WHAT IS EXPECTED
Copy out every line containing the word "نبوده".

SUPPLIED DATA
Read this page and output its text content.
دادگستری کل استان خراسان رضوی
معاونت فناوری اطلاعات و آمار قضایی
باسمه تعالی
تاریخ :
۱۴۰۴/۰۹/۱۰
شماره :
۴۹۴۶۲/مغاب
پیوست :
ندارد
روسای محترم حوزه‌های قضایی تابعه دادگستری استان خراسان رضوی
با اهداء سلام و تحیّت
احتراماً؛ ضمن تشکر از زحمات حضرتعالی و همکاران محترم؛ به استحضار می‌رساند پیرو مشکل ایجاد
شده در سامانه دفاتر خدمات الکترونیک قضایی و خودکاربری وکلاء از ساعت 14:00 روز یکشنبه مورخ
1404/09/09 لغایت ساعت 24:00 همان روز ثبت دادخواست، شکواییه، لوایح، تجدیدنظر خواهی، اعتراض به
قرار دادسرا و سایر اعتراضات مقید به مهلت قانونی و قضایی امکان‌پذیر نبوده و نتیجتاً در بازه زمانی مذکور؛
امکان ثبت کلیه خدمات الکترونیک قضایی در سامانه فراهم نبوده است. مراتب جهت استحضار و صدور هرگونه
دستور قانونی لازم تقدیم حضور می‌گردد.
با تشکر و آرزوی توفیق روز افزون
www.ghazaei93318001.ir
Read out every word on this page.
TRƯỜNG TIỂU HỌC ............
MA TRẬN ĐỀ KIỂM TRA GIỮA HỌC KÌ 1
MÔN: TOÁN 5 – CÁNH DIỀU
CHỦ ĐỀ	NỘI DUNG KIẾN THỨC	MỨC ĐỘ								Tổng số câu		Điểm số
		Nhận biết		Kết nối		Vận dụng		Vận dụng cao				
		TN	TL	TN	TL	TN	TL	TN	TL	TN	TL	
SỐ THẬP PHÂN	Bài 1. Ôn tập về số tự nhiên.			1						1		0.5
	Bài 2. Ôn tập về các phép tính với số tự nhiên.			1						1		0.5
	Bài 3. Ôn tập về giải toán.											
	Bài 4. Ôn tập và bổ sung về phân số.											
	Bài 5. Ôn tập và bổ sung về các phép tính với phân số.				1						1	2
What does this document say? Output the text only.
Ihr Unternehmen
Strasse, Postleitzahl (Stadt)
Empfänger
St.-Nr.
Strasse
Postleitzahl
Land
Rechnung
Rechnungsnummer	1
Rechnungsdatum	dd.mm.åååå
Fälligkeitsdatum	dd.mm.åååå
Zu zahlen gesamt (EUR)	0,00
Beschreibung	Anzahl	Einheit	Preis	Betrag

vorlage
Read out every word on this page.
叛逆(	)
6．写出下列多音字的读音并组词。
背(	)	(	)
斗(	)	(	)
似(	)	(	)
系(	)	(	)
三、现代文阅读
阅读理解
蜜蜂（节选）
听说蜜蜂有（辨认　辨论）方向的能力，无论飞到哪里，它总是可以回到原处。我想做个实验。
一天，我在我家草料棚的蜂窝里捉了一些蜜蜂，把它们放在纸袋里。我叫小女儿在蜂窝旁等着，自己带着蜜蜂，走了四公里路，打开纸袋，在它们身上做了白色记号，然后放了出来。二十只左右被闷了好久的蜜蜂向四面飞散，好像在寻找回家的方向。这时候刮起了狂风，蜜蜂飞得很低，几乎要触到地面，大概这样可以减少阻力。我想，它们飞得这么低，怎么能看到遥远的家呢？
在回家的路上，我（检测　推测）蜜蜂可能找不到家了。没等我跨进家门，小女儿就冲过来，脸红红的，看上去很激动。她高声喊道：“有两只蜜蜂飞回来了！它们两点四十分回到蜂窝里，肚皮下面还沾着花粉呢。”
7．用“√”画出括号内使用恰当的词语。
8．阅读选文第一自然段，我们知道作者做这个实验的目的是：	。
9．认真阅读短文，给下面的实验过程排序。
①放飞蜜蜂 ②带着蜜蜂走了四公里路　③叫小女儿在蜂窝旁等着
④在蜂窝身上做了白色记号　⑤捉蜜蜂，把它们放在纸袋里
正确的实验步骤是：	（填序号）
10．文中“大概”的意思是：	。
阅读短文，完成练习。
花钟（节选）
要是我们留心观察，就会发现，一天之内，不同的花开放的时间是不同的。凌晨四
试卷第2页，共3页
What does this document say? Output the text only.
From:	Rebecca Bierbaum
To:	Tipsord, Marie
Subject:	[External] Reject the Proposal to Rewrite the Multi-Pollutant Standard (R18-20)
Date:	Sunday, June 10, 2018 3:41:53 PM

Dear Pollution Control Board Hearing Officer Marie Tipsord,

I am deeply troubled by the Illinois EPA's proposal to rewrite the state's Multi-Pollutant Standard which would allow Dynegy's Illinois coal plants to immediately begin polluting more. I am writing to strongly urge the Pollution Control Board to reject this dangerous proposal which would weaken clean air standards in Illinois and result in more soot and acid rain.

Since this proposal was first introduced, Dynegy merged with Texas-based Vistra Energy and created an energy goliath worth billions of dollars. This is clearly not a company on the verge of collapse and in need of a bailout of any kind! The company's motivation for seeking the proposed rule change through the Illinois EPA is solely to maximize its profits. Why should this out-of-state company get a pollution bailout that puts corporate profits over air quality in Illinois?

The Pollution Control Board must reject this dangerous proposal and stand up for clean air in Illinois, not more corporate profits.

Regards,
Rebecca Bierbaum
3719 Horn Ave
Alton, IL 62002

FINISHED ANSWER
قرار دادسرا و سایر اعتراضات مقید به مهلت قانونی و قضایی امکان‌پذیر نبوده و نتیجتاً در بازه زمانی مذکور؛
امکان ثبت کلیه خدمات الکترونیک قضایی در سامانه فراهم نبوده است. مراتب جهت استحضار و صدور هرگونه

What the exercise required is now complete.